═════ MATERIAL FOR THIS TASK ═════
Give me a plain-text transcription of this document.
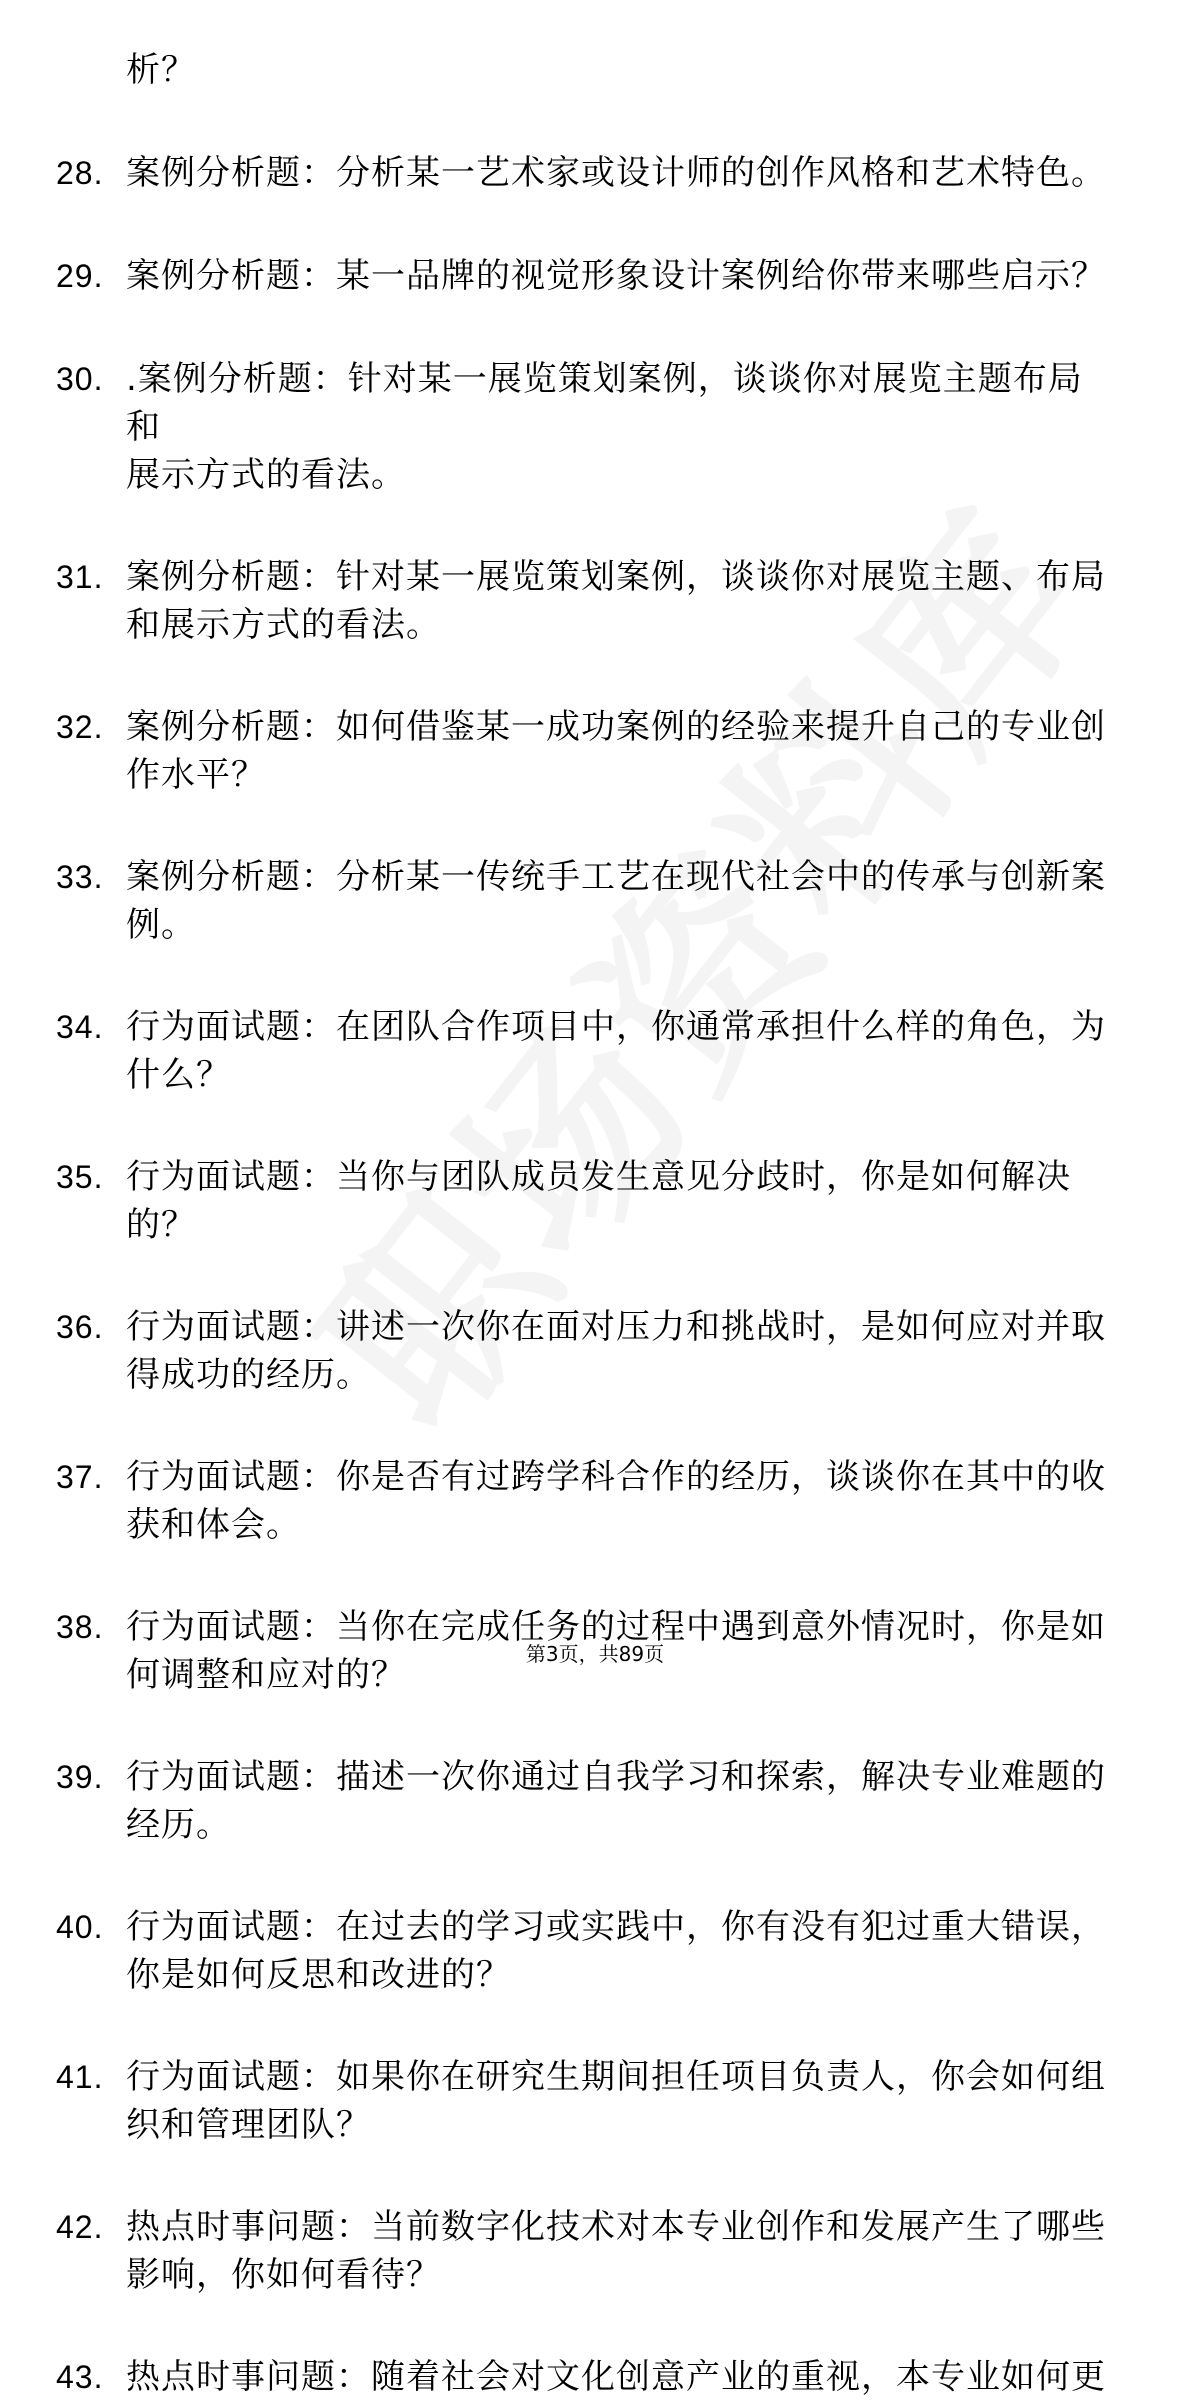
析？
28. 案例分析题：分析某一艺术家或设计师的创作风格和艺术特色。
29. 案例分析题：某一品牌的视觉形象设计案例给你带来哪些启示？
30. .案例分析题：针对某一展览策划案例，谈谈你对展览主题布局和
展示方式的看法。
31. 案例分析题：针对某一展览策划案例，谈谈你对展览主题、布局
和展示方式的看法。
32. 案例分析题：如何借鉴某一成功案例的经验来提升自己的专业创
作水平？
33. 案例分析题：分析某一传统手工艺在现代社会中的传承与创新案
例。
34. 行为面试题：在团队合作项目中，你通常承担什么样的角色，为
什么？
35. 行为面试题：当你与团队成员发生意见分歧时，你是如何解决
的？
36. 行为面试题：讲述一次你在面对压力和挑战时，是如何应对并取
得成功的经历。
37. 行为面试题：你是否有过跨学科合作的经历，谈谈你在其中的收
获和体会。
38. 行为面试题：当你在完成任务的过程中遇到意外情况时，你是如
何调整和应对的？
39. 行为面试题：描述一次你通过自我学习和探索，解决专业难题的
经历。
40. 行为面试题：在过去的学习或实践中，你有没有犯过重大错误，
你是如何反思和改进的？
41. 行为面试题：如果你在研究生期间担任项目负责人，你会如何组
织和管理团队？
42. 热点时事问题：当前数字化技术对本专业创作和发展产生了哪些
影响，你如何看待？
43. 热点时事问题：随着社会对文化创意产业的重视，本专业如何更
第3页，共89页
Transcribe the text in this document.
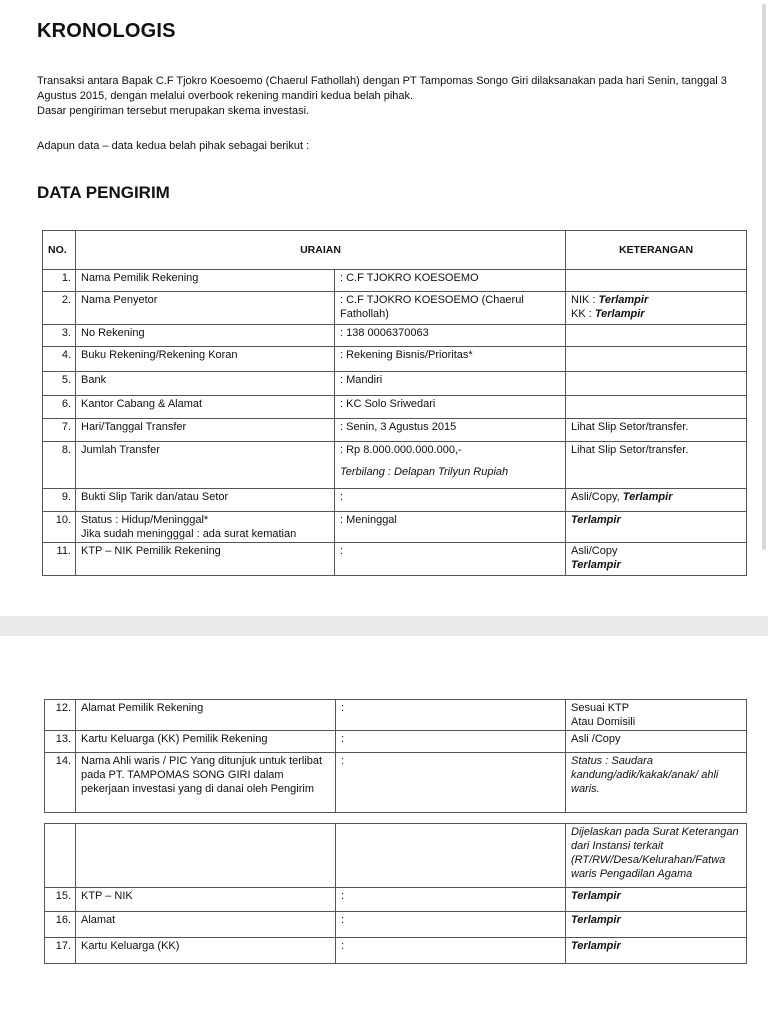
KRONOLOGIS

Transaksi antara Bapak C.F Tjokro Koesoemo (Chaerul Fathollah) dengan PT Tampomas Songo Giri dilaksanakan pada hari Senin, tanggal 3 Agustus 2015, dengan melalui overbook rekening mandiri kedua belah pihak.

Dasar pengiriman tersebut merupakan skema investasi.

Adapun data – data kedua belah pihak sebagai berikut :
DATA PENGIRIM
NO.	URAIAN		KETERANGAN
1.	Nama Pemilik Rekening	: C.F TJOKRO KOESOEMO	
2.	Nama Penyetor	: C.F TJOKRO KOESOEMO (Chaerul Fathollah)	NIK : Terlampir
KK : Terlampir
3.	No Rekening	: 138 0006370063	
4.	Buku Rekening/Rekening Koran	: Rekening Bisnis/Prioritas*	
5.	Bank	: Mandiri	
6.	Kantor Cabang & Alamat	: KC Solo Sriwedari	
7.	Hari/Tanggal Transfer	: Senin, 3 Agustus 2015	Lihat Slip Setor/transfer.
8.	Jumlah Transfer	: Rp 8.000.000.000.000,-
Terbilang : Delapan Trilyun Rupiah	Lihat Slip Setor/transfer.
9.	Bukti Slip Tarik dan/atau Setor	:	Asli/Copy, Terlampir
10.	Status : Hidup/Meninggal*
Jika sudah meningggal : ada surat kematian	: Meninggal	Terlampir
11.	KTP – NIK Pemilik Rekening	:	Asli/Copy
Terlampir
12.	Alamat Pemilik Rekening	:	Sesuai KTP
Atau Domisili
13.	Kartu Keluarga (KK) Pemilik Rekening	:	Asli /Copy
14.	Nama Ahli waris / PIC Yang ditunjuk untuk terlibat pada PT. TAMPOMAS SONG GIRI dalam pekerjaan investasi yang di danai oleh Pengirim	:	Status : Saudara kandung/adik/kakak/anak/ ahli waris.
			Dijelaskan pada Surat Keterangan dari Instansi terkait (RT/RW/Desa/Kelurahan/Fatwa waris Pengadilan Agama
15.	KTP – NIK	:	Terlampir
16.	Alamat	:	Terlampir
17.	Kartu Keluarga (KK)	:	Terlampir
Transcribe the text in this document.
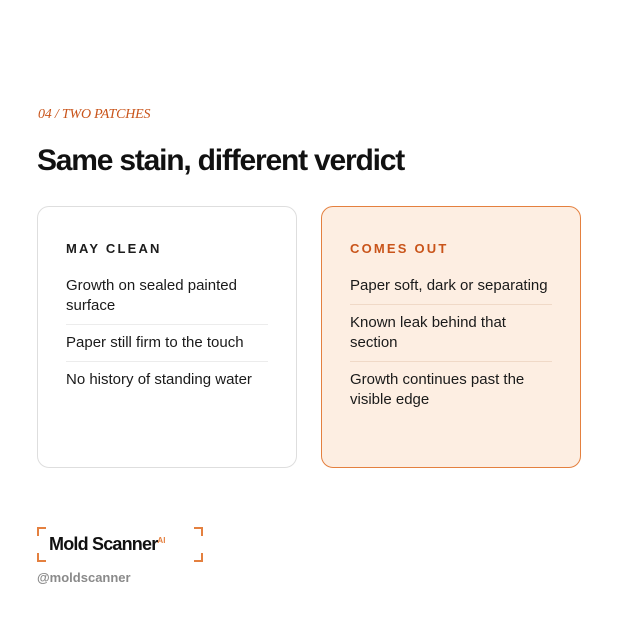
04 / TWO PATCHES
Same stain, different verdict
MAY CLEAN
Growth on sealed painted surface
Paper still firm to the touch
No history of standing water
COMES OUT
Paper soft, dark or separating
Known leak behind that section
Growth continues past the visible edge
Mold Scanner$^{AI}$
@moldscanner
═════
* [GOAL OF THE EXERCISE]: Without the pictures, copy the material exactly as given.

* [ANSWER TO THIS PROBLEM]:
Give me a plain-text transcription of this document.
析？
28. 案例分析题：分析某一艺术家或设计师的创作风格和艺术特色。
29. 案例分析题：某一品牌的视觉形象设计案例给你带来哪些启示？
30. .案例分析题：针对某一展览策划案例，谈谈你对展览主题布局和
展示方式的看法。
31. 案例分析题：针对某一展览策划案例，谈谈你对展览主题、布局
和展示方式的看法。
32. 案例分析题：如何借鉴某一成功案例的经验来提升自己的专业创
作水平？
33. 案例分析题：分析某一传统手工艺在现代社会中的传承与创新案
例。
34. 行为面试题：在团队合作项目中，你通常承担什么样的角色，为
什么？
35. 行为面试题：当你与团队成员发生意见分歧时，你是如何解决
的？
36. 行为面试题：讲述一次你在面对压力和挑战时，是如何应对并取
得成功的经历。
37. 行为面试题：你是否有过跨学科合作的经历，谈谈你在其中的收
获和体会。
38. 行为面试题：当你在完成任务的过程中遇到意外情况时，你是如
何调整和应对的？
39. 行为面试题：描述一次你通过自我学习和探索，解决专业难题的
经历。
40. 行为面试题：在过去的学习或实践中，你有没有犯过重大错误，
你是如何反思和改进的？
41. 行为面试题：如果你在研究生期间担任项目负责人，你会如何组
织和管理团队？
42. 热点时事问题：当前数字化技术对本专业创作和发展产生了哪些
影响，你如何看待？
43. 热点时事问题：随着社会对文化创意产业的重视，本专业如何更
第3页，共89页
Transcribe the text in this document.
KRONOLOGIS

Transaksi antara Bapak C.F Tjokro Koesoemo (Chaerul Fathollah) dengan PT Tampomas Songo Giri dilaksanakan pada hari Senin, tanggal 3 Agustus 2015, dengan melalui overbook rekening mandiri kedua belah pihak.

Dasar pengiriman tersebut merupakan skema investasi.

Adapun data – data kedua belah pihak sebagai berikut :
DATA PENGIRIM
NO.	URAIAN		KETERANGAN
1.	Nama Pemilik Rekening	: C.F TJOKRO KOESOEMO	
2.	Nama Penyetor	: C.F TJOKRO KOESOEMO (Chaerul Fathollah)	NIK : Terlampir
KK : Terlampir
3.	No Rekening	: 138 0006370063	
4.	Buku Rekening/Rekening Koran	: Rekening Bisnis/Prioritas*	
5.	Bank	: Mandiri	
6.	Kantor Cabang & Alamat	: KC Solo Sriwedari	
7.	Hari/Tanggal Transfer	: Senin, 3 Agustus 2015	Lihat Slip Setor/transfer.
8.	Jumlah Transfer	: Rp 8.000.000.000.000,-
Terbilang : Delapan Trilyun Rupiah	Lihat Slip Setor/transfer.
9.	Bukti Slip Tarik dan/atau Setor	:	Asli/Copy, Terlampir
10.	Status : Hidup/Meninggal*
Jika sudah meningggal : ada surat kematian	: Meninggal	Terlampir
11.	KTP – NIK Pemilik Rekening	:	Asli/Copy
Terlampir
12.	Alamat Pemilik Rekening	:	Sesuai KTP
Atau Domisili
13.	Kartu Keluarga (KK) Pemilik Rekening	:	Asli /Copy
14.	Nama Ahli waris / PIC Yang ditunjuk untuk terlibat pada PT. TAMPOMAS SONG GIRI dalam pekerjaan investasi yang di danai oleh Pengirim	:	Status : Saudara kandung/adik/kakak/anak/ ahli waris.
			Dijelaskan pada Surat Keterangan dari Instansi terkait (RT/RW/Desa/Kelurahan/Fatwa waris Pengadilan Agama
15.	KTP – NIK	:	Terlampir
16.	Alamat	:	Terlampir
17.	Kartu Keluarga (KK)	:	Terlampir
Transcribe the text in this document.
04 / TWO PATCHES
Same stain, different verdict
MAY CLEAN
Growth on sealed painted surface
Paper still firm to the touch
No history of standing water
COMES OUT
Paper soft, dark or separating
Known leak behind that section
Growth continues past the visible edge
Mold Scanner$^{AI}$
@moldscanner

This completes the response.